▶ _TASK TO CARRY OUT_
Read through the entries below and return each line with the word "UYDULU".

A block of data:
━━━━━━
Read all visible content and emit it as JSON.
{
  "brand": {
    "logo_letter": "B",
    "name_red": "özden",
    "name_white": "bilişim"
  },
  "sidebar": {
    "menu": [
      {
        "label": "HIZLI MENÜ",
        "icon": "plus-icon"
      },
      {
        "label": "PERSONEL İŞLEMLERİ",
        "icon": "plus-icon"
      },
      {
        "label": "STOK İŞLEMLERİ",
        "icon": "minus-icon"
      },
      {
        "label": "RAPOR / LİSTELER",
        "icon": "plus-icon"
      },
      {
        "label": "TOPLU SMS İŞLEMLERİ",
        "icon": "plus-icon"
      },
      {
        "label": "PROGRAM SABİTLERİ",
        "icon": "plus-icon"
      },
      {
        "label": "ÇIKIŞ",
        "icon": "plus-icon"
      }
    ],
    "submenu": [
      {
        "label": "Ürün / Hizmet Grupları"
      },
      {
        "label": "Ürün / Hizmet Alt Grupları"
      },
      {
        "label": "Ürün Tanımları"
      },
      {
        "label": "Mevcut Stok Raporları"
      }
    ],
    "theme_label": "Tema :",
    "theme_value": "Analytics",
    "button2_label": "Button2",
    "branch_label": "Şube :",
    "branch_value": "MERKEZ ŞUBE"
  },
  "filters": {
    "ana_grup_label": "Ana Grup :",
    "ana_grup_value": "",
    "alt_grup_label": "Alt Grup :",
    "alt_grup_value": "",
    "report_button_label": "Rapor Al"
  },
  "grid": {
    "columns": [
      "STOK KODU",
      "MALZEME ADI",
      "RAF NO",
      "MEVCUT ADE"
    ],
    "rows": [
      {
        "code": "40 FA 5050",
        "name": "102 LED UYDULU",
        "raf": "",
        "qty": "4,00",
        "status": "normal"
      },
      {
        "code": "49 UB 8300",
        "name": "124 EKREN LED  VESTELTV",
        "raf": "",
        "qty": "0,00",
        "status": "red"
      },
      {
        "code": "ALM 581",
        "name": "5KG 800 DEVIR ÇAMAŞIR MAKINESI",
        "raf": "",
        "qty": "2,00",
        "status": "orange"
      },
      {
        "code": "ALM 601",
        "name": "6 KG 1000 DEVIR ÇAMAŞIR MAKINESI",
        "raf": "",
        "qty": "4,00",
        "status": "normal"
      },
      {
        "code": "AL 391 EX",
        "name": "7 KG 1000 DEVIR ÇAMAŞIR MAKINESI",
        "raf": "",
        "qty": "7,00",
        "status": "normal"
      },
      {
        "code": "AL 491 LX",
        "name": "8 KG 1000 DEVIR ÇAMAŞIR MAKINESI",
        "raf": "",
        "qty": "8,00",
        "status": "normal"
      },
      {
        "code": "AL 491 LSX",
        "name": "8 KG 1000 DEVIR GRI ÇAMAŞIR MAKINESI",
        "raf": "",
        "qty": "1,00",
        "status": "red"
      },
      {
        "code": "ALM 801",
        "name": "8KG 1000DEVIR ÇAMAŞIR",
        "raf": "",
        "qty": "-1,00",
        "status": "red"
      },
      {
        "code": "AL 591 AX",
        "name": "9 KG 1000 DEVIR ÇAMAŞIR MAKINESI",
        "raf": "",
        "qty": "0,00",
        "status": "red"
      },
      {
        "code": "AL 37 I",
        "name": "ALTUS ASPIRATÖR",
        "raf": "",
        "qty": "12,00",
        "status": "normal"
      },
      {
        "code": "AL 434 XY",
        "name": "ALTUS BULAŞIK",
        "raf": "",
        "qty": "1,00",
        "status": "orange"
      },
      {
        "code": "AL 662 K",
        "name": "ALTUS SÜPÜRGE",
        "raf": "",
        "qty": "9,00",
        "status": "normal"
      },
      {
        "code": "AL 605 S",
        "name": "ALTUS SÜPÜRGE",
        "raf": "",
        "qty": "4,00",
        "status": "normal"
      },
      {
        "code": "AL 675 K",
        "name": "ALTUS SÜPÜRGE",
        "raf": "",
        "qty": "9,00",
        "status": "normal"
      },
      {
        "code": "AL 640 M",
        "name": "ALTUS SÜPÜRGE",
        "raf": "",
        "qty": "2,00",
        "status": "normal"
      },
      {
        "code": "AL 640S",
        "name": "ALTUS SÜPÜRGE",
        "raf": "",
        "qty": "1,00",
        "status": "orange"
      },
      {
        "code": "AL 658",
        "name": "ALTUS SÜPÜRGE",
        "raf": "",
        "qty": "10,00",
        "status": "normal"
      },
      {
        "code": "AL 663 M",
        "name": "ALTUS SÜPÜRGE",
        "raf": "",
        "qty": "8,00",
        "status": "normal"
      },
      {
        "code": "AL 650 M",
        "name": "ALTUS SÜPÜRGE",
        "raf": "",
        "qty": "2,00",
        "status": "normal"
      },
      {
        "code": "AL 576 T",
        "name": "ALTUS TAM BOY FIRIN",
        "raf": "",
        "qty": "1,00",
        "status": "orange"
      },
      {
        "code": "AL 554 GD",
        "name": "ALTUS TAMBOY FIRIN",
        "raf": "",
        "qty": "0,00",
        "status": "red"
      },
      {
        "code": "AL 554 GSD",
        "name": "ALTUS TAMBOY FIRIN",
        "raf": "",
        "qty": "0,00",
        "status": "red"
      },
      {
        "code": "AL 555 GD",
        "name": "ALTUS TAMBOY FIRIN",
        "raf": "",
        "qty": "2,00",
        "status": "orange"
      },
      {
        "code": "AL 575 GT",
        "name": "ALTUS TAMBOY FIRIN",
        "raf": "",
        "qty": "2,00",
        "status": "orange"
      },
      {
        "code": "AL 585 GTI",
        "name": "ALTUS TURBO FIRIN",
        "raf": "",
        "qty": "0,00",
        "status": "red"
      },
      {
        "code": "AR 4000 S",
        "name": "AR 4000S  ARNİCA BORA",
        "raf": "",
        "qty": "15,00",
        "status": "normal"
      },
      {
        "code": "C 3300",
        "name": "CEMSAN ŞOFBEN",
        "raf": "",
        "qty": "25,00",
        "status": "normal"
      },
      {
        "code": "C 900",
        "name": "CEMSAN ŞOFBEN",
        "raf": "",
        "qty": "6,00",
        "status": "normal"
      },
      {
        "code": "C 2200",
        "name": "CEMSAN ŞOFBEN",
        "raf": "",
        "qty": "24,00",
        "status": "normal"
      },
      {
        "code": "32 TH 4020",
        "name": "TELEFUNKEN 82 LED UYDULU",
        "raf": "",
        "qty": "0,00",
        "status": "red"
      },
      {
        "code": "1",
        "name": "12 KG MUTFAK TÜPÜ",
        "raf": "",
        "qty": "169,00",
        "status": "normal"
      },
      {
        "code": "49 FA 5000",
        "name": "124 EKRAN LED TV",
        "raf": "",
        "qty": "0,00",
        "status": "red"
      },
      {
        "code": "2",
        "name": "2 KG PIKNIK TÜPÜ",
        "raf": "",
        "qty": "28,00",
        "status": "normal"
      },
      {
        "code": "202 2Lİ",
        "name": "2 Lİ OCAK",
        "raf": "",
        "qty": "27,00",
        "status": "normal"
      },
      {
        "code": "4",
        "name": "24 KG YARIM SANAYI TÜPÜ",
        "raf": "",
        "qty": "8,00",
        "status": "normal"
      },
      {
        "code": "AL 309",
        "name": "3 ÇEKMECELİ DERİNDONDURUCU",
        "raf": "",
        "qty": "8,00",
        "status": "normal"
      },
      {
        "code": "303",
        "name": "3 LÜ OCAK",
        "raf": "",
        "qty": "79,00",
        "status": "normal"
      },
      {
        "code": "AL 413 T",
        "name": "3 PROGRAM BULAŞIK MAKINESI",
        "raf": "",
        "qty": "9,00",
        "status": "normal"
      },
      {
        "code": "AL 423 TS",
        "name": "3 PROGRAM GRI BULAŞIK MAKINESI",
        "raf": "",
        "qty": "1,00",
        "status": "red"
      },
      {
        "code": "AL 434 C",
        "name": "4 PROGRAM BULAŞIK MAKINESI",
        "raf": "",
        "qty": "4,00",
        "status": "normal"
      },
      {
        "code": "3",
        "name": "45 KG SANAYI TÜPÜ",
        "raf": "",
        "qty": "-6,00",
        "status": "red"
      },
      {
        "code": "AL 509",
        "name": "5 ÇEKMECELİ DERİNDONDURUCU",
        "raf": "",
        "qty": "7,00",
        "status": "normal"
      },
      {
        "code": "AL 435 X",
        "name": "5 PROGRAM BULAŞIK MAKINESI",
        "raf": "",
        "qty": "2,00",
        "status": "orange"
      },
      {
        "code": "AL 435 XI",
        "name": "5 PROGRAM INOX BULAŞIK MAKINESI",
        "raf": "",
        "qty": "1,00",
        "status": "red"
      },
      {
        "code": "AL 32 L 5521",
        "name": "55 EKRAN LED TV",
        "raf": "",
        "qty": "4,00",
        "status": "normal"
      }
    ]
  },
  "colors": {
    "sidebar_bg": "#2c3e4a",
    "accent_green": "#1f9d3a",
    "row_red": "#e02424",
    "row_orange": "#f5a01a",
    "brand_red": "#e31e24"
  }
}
━━━━━━
▶ _SOLUTION TO THIS PROBLEM_
        "name": "102 LED UYDULU",
        "name": "TELEFUNKEN 82 LED UYDULU",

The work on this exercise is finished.